## WRITTEN TASK
Find each line containing the word "name" and report how many there are. Add nothing else.

## RECORDS TO PROCESS
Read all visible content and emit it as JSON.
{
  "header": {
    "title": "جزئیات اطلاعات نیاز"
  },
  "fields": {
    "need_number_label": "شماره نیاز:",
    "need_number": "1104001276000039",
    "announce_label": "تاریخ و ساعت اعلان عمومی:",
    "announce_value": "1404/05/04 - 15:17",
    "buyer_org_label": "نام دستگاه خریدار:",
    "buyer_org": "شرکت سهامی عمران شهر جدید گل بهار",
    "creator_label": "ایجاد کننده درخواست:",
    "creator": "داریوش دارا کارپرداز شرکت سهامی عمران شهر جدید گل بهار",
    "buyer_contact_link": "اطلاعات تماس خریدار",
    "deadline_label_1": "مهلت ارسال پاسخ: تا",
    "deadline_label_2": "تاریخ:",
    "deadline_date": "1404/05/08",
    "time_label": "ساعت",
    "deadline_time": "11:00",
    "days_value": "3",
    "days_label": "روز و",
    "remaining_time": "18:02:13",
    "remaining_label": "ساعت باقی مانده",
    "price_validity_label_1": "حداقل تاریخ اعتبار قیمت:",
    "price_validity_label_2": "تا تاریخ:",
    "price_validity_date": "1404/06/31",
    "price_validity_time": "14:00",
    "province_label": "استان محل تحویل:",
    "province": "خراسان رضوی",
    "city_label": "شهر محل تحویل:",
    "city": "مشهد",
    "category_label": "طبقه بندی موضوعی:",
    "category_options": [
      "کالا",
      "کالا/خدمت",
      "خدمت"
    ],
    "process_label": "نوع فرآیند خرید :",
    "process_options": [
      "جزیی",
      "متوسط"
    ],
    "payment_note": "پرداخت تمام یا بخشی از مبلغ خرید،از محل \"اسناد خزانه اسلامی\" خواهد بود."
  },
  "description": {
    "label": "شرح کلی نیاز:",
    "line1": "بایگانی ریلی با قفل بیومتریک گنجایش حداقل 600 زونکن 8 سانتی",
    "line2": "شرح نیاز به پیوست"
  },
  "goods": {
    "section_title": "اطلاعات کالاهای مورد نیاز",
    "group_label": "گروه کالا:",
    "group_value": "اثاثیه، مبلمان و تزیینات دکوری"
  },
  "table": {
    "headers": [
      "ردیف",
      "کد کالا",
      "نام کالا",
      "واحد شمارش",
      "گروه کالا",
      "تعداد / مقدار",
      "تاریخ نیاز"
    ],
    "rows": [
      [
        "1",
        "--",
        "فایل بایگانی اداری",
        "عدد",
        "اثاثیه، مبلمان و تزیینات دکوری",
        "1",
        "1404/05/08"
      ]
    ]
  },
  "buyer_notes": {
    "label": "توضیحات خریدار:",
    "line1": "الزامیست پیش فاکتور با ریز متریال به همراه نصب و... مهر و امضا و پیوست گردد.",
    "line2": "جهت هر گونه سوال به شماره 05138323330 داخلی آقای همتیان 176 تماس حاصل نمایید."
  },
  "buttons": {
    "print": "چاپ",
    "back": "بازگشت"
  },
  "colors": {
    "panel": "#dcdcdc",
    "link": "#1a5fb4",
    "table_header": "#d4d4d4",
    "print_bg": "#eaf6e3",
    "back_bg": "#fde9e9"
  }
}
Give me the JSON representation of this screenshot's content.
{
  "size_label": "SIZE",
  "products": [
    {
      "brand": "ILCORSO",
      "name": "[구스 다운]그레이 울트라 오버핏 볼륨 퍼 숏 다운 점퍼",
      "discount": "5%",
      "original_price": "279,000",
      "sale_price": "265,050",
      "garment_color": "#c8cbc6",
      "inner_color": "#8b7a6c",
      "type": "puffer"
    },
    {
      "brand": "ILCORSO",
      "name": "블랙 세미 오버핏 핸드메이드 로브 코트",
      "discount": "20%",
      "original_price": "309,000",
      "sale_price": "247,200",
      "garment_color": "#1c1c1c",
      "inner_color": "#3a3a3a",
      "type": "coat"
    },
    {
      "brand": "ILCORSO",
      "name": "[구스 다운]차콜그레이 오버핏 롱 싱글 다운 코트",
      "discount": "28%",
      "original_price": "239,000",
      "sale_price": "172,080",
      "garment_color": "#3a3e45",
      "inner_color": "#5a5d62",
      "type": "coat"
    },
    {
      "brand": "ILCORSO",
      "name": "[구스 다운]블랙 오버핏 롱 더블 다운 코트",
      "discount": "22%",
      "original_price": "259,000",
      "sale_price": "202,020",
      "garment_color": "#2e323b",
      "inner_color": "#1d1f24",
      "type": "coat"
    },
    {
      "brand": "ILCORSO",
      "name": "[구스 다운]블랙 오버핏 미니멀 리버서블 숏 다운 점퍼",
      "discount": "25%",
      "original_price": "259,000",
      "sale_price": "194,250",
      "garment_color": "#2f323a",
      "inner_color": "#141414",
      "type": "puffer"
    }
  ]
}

## WRITTEN ANSWER
5